START Raw records

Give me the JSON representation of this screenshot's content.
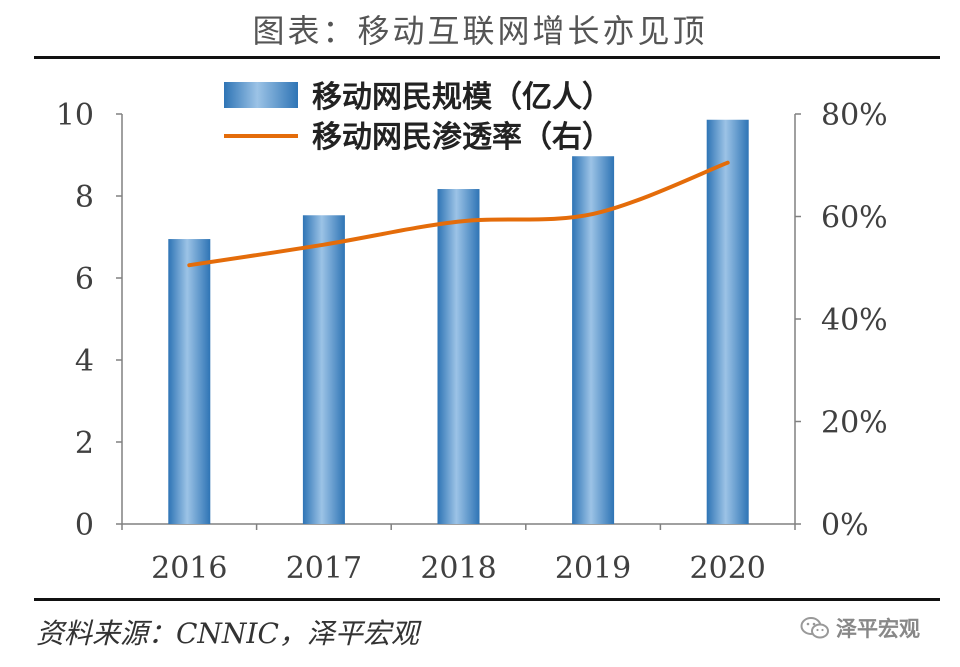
{
  "header": {
    "title": "图表：移动互联网增长亦见顶"
  },
  "footer": {
    "source": "资料来源：CNNIC，泽平宏观",
    "watermark": "泽平宏观",
    "watermark_icon": "wechat-icon"
  },
  "colors": {
    "bar": "#2e74b5",
    "bar_highlight": "#9cc3e6",
    "line": "#e46c0a",
    "axis": "#808080",
    "text": "#404040"
  },
  "chart_data": {
    "type": "bar",
    "title": "",
    "xlabel": "",
    "ylabel": "",
    "categories": [
      "2016",
      "2017",
      "2018",
      "2019",
      "2020"
    ],
    "ylim": [
      0,
      10
    ],
    "y2lim": [
      0,
      0.8
    ],
    "y_ticks": [
      "0",
      "2",
      "4",
      "6",
      "8",
      "10"
    ],
    "y2_ticks": [
      "0%",
      "20%",
      "40%",
      "60%",
      "80%"
    ],
    "grid": false,
    "legend_position": "top",
    "series": [
      {
        "name": "移动网民规模（亿人）",
        "type": "bar",
        "axis": "left",
        "values": [
          6.95,
          7.53,
          8.17,
          8.97,
          9.86
        ]
      },
      {
        "name": "移动网民渗透率（右）",
        "type": "line",
        "axis": "right",
        "values": [
          0.505,
          0.545,
          0.59,
          0.605,
          0.705
        ]
      }
    ]
  }
}
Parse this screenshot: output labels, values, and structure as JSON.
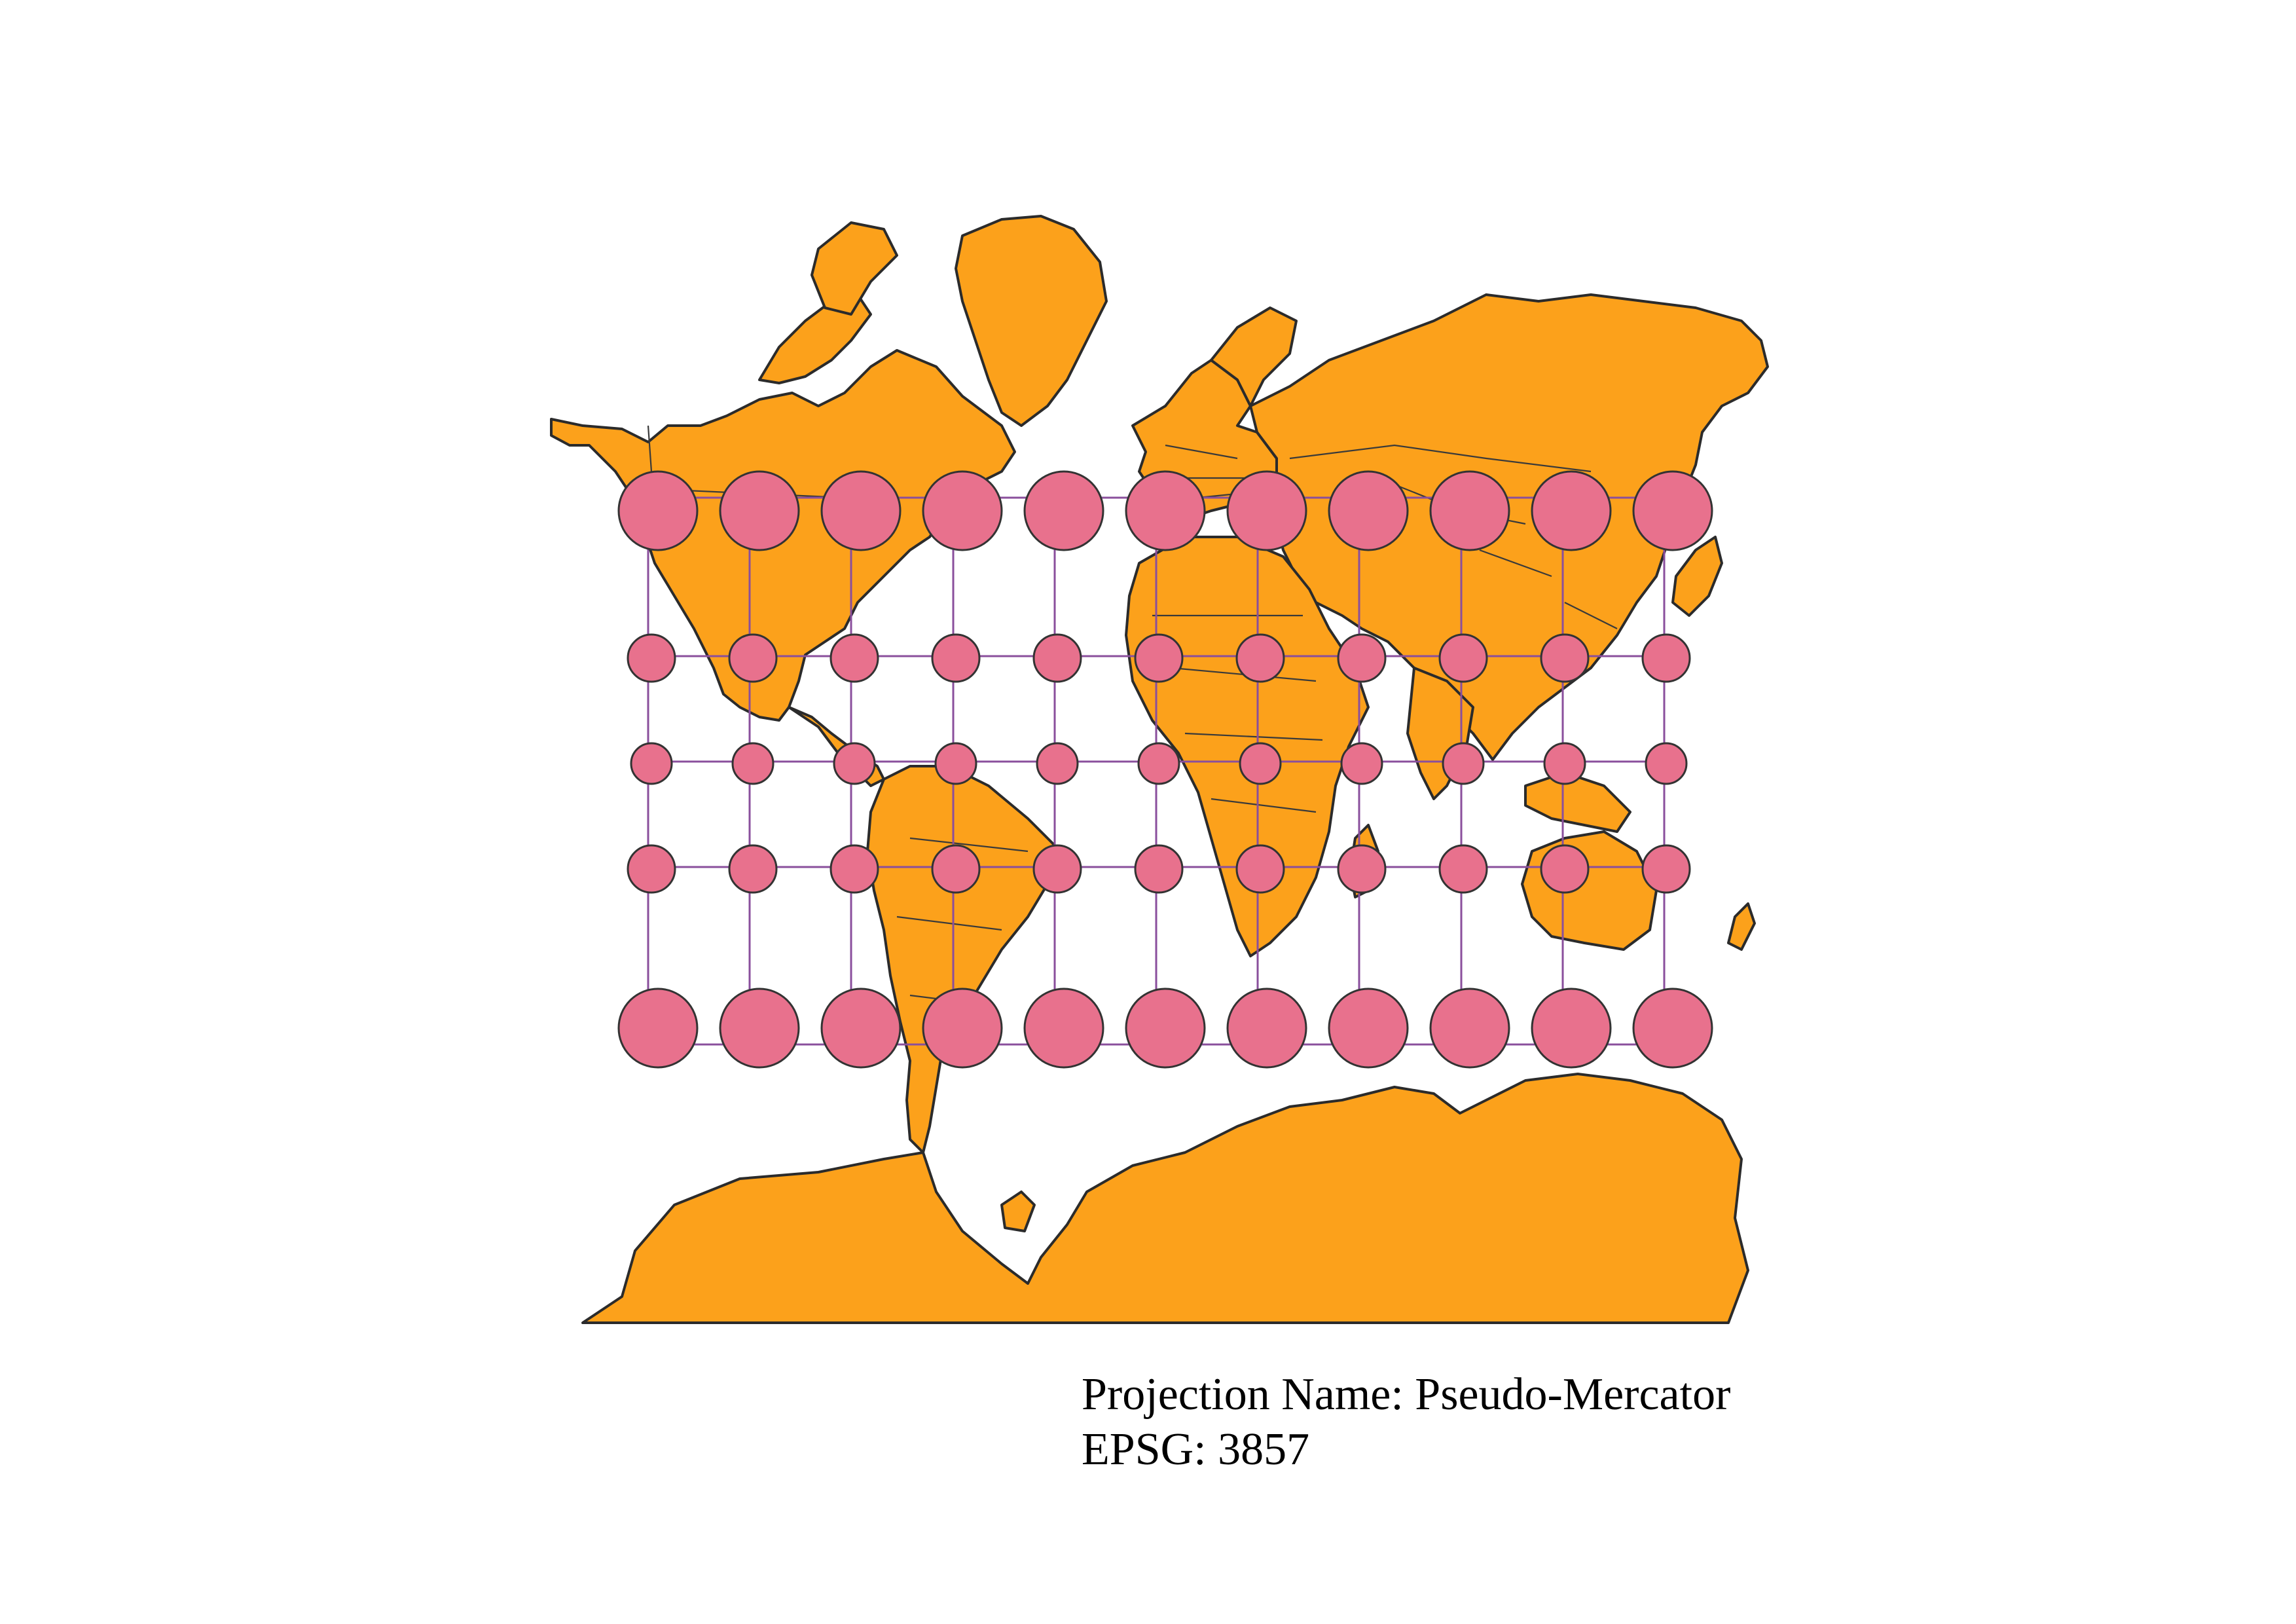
{
  "map": {
    "projection_name_label": "Projection Name: Pseudo-Mercator",
    "epsg_label": "EPSG: 3857",
    "colors": {
      "land": "#fca11b",
      "land_outline": "#2b2b2b",
      "tissot_indicatrix": "#e8718d",
      "graticule": "#8a4f9c",
      "background": "#ffffff"
    },
    "indicatrix_rows": [
      {
        "size": "large",
        "count": 11
      },
      {
        "size": "small",
        "count": 11
      },
      {
        "size": "small",
        "count": 11
      },
      {
        "size": "small",
        "count": 11
      },
      {
        "size": "large",
        "count": 11
      }
    ]
  }
}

END Raw records

Work to do =>
Every line from the one containing "Parse this screenshot: output" through the last line of the data is to be retyped exactly, with nothing added and no pictures included.

Worked solution =>
Parse this screenshot: output labels, values, and structure as JSON.
{
  "map": {
    "projection_name_label": "Projection Name: Pseudo-Mercator",
    "epsg_label": "EPSG: 3857",
    "colors": {
      "land": "#fca11b",
      "land_outline": "#2b2b2b",
      "tissot_indicatrix": "#e8718d",
      "graticule": "#8a4f9c",
      "background": "#ffffff"
    },
    "indicatrix_rows": [
      {
        "size": "large",
        "count": 11
      },
      {
        "size": "small",
        "count": 11
      },
      {
        "size": "small",
        "count": 11
      },
      {
        "size": "small",
        "count": 11
      },
      {
        "size": "large",
        "count": 11
      }
    ]
  }
}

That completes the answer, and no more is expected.